Without skipping anything, write out each record below exactly.

# START OF INPUT

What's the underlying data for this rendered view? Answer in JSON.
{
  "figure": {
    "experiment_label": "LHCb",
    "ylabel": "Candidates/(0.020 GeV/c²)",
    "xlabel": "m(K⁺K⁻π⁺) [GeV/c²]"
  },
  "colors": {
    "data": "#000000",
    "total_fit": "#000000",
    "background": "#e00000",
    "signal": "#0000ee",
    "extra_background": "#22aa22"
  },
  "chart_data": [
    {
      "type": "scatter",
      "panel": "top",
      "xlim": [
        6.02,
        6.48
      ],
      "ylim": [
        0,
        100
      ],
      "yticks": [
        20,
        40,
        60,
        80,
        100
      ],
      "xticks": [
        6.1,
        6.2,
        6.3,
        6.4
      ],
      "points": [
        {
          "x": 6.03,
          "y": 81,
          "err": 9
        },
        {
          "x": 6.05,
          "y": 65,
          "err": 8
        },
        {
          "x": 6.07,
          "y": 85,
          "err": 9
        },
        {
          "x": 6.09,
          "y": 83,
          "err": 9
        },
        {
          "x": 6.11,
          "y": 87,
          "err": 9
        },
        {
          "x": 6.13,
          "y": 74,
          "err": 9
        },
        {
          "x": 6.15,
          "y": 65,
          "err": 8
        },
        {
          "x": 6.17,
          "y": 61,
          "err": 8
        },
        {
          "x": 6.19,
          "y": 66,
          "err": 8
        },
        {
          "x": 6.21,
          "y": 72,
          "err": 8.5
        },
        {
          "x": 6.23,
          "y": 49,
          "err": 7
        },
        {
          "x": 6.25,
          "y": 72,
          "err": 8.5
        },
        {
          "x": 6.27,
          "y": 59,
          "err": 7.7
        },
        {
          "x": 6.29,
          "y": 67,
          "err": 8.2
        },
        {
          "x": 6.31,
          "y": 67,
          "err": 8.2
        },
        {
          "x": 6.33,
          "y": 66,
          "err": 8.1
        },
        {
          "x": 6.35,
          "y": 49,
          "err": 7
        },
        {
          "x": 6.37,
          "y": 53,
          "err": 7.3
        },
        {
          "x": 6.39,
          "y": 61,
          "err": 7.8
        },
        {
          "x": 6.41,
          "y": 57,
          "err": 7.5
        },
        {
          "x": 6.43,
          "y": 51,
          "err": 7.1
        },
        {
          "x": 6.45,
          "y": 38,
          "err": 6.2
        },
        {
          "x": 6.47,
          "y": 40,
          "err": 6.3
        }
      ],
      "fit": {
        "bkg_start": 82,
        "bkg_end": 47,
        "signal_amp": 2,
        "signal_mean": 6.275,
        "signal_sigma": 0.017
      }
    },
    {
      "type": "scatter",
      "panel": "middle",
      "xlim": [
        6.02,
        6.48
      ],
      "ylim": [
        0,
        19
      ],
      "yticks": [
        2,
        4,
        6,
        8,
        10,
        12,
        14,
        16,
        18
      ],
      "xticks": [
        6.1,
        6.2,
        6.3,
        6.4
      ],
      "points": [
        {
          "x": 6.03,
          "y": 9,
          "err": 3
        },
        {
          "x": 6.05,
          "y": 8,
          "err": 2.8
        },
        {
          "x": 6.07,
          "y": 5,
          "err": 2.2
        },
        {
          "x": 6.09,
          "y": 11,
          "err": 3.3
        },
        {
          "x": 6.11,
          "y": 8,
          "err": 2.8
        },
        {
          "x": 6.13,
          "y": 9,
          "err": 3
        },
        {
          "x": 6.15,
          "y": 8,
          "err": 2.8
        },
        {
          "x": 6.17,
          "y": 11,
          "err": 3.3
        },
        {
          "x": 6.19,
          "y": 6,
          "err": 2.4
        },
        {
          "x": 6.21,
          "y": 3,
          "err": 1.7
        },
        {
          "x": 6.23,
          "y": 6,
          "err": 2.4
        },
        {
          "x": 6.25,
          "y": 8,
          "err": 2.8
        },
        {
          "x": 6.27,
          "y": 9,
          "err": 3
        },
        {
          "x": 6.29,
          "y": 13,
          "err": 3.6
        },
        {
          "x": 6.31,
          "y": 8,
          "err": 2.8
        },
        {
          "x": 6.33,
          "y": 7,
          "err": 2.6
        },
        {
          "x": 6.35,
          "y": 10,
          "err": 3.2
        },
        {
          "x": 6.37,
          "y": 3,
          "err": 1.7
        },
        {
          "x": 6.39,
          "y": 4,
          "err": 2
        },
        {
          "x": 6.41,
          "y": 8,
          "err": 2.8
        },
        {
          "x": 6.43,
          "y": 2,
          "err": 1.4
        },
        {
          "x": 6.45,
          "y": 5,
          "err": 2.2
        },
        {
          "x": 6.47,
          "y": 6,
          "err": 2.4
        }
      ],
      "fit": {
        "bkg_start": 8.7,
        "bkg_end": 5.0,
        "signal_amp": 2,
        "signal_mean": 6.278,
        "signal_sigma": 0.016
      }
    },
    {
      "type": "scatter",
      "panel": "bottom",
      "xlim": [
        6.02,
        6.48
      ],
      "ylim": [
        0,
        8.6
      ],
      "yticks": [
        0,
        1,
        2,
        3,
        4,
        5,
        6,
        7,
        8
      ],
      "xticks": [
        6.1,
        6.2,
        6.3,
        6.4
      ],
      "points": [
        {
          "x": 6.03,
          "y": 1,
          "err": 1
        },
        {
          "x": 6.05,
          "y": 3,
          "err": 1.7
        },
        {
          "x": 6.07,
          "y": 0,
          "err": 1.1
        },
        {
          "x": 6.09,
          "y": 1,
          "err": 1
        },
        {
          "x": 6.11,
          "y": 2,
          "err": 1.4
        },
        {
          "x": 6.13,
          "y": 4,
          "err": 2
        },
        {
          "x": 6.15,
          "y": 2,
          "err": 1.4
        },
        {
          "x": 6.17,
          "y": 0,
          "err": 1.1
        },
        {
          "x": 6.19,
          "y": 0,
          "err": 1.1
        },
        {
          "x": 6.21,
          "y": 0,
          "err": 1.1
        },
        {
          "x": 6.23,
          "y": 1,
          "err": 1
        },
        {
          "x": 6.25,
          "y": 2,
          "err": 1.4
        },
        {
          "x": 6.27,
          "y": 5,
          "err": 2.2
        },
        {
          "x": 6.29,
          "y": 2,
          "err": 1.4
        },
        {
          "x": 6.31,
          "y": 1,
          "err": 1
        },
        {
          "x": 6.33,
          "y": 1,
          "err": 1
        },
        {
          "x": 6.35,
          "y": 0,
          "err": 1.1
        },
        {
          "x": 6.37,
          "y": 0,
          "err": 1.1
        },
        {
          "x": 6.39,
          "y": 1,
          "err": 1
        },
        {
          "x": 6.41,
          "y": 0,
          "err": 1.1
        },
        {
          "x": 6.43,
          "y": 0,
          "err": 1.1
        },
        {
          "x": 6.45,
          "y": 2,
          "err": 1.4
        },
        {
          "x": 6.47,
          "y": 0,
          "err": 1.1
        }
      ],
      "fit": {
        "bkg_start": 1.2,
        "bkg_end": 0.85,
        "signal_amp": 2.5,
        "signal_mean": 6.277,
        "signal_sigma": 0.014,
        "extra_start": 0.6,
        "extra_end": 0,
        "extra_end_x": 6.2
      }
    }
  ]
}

# END OF INPUT

ANSWER BELOW:
What's the underlying data for this rendered view? Answer in JSON.
{
  "figure": {
    "experiment_label": "LHCb",
    "ylabel": "Candidates/(0.020 GeV/c²)",
    "xlabel": "m(K⁺K⁻π⁺) [GeV/c²]"
  },
  "colors": {
    "data": "#000000",
    "total_fit": "#000000",
    "background": "#e00000",
    "signal": "#0000ee",
    "extra_background": "#22aa22"
  },
  "chart_data": [
    {
      "type": "scatter",
      "panel": "top",
      "xlim": [
        6.02,
        6.48
      ],
      "ylim": [
        0,
        100
      ],
      "yticks": [
        20,
        40,
        60,
        80,
        100
      ],
      "xticks": [
        6.1,
        6.2,
        6.3,
        6.4
      ],
      "points": [
        {
          "x": 6.03,
          "y": 81,
          "err": 9
        },
        {
          "x": 6.05,
          "y": 65,
          "err": 8
        },
        {
          "x": 6.07,
          "y": 85,
          "err": 9
        },
        {
          "x": 6.09,
          "y": 83,
          "err": 9
        },
        {
          "x": 6.11,
          "y": 87,
          "err": 9
        },
        {
          "x": 6.13,
          "y": 74,
          "err": 9
        },
        {
          "x": 6.15,
          "y": 65,
          "err": 8
        },
        {
          "x": 6.17,
          "y": 61,
          "err": 8
        },
        {
          "x": 6.19,
          "y": 66,
          "err": 8
        },
        {
          "x": 6.21,
          "y": 72,
          "err": 8.5
        },
        {
          "x": 6.23,
          "y": 49,
          "err": 7
        },
        {
          "x": 6.25,
          "y": 72,
          "err": 8.5
        },
        {
          "x": 6.27,
          "y": 59,
          "err": 7.7
        },
        {
          "x": 6.29,
          "y": 67,
          "err": 8.2
        },
        {
          "x": 6.31,
          "y": 67,
          "err": 8.2
        },
        {
          "x": 6.33,
          "y": 66,
          "err": 8.1
        },
        {
          "x": 6.35,
          "y": 49,
          "err": 7
        },
        {
          "x": 6.37,
          "y": 53,
          "err": 7.3
        },
        {
          "x": 6.39,
          "y": 61,
          "err": 7.8
        },
        {
          "x": 6.41,
          "y": 57,
          "err": 7.5
        },
        {
          "x": 6.43,
          "y": 51,
          "err": 7.1
        },
        {
          "x": 6.45,
          "y": 38,
          "err": 6.2
        },
        {
          "x": 6.47,
          "y": 40,
          "err": 6.3
        }
      ],
      "fit": {
        "bkg_start": 82,
        "bkg_end": 47,
        "signal_amp": 2,
        "signal_mean": 6.275,
        "signal_sigma": 0.017
      }
    },
    {
      "type": "scatter",
      "panel": "middle",
      "xlim": [
        6.02,
        6.48
      ],
      "ylim": [
        0,
        19
      ],
      "yticks": [
        2,
        4,
        6,
        8,
        10,
        12,
        14,
        16,
        18
      ],
      "xticks": [
        6.1,
        6.2,
        6.3,
        6.4
      ],
      "points": [
        {
          "x": 6.03,
          "y": 9,
          "err": 3
        },
        {
          "x": 6.05,
          "y": 8,
          "err": 2.8
        },
        {
          "x": 6.07,
          "y": 5,
          "err": 2.2
        },
        {
          "x": 6.09,
          "y": 11,
          "err": 3.3
        },
        {
          "x": 6.11,
          "y": 8,
          "err": 2.8
        },
        {
          "x": 6.13,
          "y": 9,
          "err": 3
        },
        {
          "x": 6.15,
          "y": 8,
          "err": 2.8
        },
        {
          "x": 6.17,
          "y": 11,
          "err": 3.3
        },
        {
          "x": 6.19,
          "y": 6,
          "err": 2.4
        },
        {
          "x": 6.21,
          "y": 3,
          "err": 1.7
        },
        {
          "x": 6.23,
          "y": 6,
          "err": 2.4
        },
        {
          "x": 6.25,
          "y": 8,
          "err": 2.8
        },
        {
          "x": 6.27,
          "y": 9,
          "err": 3
        },
        {
          "x": 6.29,
          "y": 13,
          "err": 3.6
        },
        {
          "x": 6.31,
          "y": 8,
          "err": 2.8
        },
        {
          "x": 6.33,
          "y": 7,
          "err": 2.6
        },
        {
          "x": 6.35,
          "y": 10,
          "err": 3.2
        },
        {
          "x": 6.37,
          "y": 3,
          "err": 1.7
        },
        {
          "x": 6.39,
          "y": 4,
          "err": 2
        },
        {
          "x": 6.41,
          "y": 8,
          "err": 2.8
        },
        {
          "x": 6.43,
          "y": 2,
          "err": 1.4
        },
        {
          "x": 6.45,
          "y": 5,
          "err": 2.2
        },
        {
          "x": 6.47,
          "y": 6,
          "err": 2.4
        }
      ],
      "fit": {
        "bkg_start": 8.7,
        "bkg_end": 5.0,
        "signal_amp": 2,
        "signal_mean": 6.278,
        "signal_sigma": 0.016
      }
    },
    {
      "type": "scatter",
      "panel": "bottom",
      "xlim": [
        6.02,
        6.48
      ],
      "ylim": [
        0,
        8.6
      ],
      "yticks": [
        0,
        1,
        2,
        3,
        4,
        5,
        6,
        7,
        8
      ],
      "xticks": [
        6.1,
        6.2,
        6.3,
        6.4
      ],
      "points": [
        {
          "x": 6.03,
          "y": 1,
          "err": 1
        },
        {
          "x": 6.05,
          "y": 3,
          "err": 1.7
        },
        {
          "x": 6.07,
          "y": 0,
          "err": 1.1
        },
        {
          "x": 6.09,
          "y": 1,
          "err": 1
        },
        {
          "x": 6.11,
          "y": 2,
          "err": 1.4
        },
        {
          "x": 6.13,
          "y": 4,
          "err": 2
        },
        {
          "x": 6.15,
          "y": 2,
          "err": 1.4
        },
        {
          "x": 6.17,
          "y": 0,
          "err": 1.1
        },
        {
          "x": 6.19,
          "y": 0,
          "err": 1.1
        },
        {
          "x": 6.21,
          "y": 0,
          "err": 1.1
        },
        {
          "x": 6.23,
          "y": 1,
          "err": 1
        },
        {
          "x": 6.25,
          "y": 2,
          "err": 1.4
        },
        {
          "x": 6.27,
          "y": 5,
          "err": 2.2
        },
        {
          "x": 6.29,
          "y": 2,
          "err": 1.4
        },
        {
          "x": 6.31,
          "y": 1,
          "err": 1
        },
        {
          "x": 6.33,
          "y": 1,
          "err": 1
        },
        {
          "x": 6.35,
          "y": 0,
          "err": 1.1
        },
        {
          "x": 6.37,
          "y": 0,
          "err": 1.1
        },
        {
          "x": 6.39,
          "y": 1,
          "err": 1
        },
        {
          "x": 6.41,
          "y": 0,
          "err": 1.1
        },
        {
          "x": 6.43,
          "y": 0,
          "err": 1.1
        },
        {
          "x": 6.45,
          "y": 2,
          "err": 1.4
        },
        {
          "x": 6.47,
          "y": 0,
          "err": 1.1
        }
      ],
      "fit": {
        "bkg_start": 1.2,
        "bkg_end": 0.85,
        "signal_amp": 2.5,
        "signal_mean": 6.277,
        "signal_sigma": 0.014,
        "extra_start": 0.6,
        "extra_end": 0,
        "extra_end_x": 6.2
      }
    }
  ]
}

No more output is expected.